Records from a collection of figures
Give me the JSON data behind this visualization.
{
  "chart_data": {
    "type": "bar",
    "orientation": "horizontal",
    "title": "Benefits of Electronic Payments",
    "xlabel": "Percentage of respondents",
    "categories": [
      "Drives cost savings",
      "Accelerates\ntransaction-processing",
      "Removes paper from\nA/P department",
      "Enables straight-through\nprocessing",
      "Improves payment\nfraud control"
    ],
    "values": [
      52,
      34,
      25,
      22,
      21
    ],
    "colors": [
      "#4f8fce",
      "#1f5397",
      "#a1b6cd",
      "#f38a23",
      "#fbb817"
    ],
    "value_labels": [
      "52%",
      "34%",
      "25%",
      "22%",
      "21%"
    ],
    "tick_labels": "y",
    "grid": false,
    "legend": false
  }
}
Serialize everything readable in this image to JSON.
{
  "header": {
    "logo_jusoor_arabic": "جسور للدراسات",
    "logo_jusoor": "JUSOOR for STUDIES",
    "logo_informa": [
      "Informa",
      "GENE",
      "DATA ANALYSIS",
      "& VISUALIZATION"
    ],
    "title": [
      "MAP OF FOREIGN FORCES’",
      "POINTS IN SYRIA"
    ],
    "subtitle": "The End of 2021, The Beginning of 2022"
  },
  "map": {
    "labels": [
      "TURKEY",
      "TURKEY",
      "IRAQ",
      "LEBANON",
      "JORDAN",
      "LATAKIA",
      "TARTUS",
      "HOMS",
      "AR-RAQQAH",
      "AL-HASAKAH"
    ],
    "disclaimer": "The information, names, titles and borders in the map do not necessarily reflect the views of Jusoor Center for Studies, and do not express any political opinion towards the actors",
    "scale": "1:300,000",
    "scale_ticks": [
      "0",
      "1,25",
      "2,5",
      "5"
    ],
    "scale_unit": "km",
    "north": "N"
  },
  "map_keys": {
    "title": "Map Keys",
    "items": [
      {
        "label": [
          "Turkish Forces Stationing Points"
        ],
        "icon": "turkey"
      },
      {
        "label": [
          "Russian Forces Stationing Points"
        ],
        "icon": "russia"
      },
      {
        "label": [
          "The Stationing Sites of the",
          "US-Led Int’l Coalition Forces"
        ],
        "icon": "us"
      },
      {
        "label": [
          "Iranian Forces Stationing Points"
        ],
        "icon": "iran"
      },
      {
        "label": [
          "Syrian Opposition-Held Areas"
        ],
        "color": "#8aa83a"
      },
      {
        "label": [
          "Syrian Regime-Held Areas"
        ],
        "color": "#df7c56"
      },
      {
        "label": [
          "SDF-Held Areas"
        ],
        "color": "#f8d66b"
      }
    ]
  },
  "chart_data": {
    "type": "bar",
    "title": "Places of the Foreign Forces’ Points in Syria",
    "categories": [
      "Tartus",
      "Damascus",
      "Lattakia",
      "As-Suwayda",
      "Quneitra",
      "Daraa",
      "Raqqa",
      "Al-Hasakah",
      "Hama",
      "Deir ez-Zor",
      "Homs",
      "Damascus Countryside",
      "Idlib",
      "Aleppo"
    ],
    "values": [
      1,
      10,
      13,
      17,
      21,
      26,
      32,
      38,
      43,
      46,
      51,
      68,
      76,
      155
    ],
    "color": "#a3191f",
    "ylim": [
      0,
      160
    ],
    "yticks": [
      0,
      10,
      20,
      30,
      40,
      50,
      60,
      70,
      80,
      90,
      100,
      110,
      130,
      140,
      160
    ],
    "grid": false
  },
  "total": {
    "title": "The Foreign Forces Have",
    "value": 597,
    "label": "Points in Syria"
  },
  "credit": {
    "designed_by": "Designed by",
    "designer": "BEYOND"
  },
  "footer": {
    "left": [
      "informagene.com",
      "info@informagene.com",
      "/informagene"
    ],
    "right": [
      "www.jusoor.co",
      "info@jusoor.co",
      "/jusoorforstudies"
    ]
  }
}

Required work - Make a copy of each line that contains the string "JSON".

Problem solution -
Give me the JSON data behind this visualization.
Serialize everything readable in this image to JSON.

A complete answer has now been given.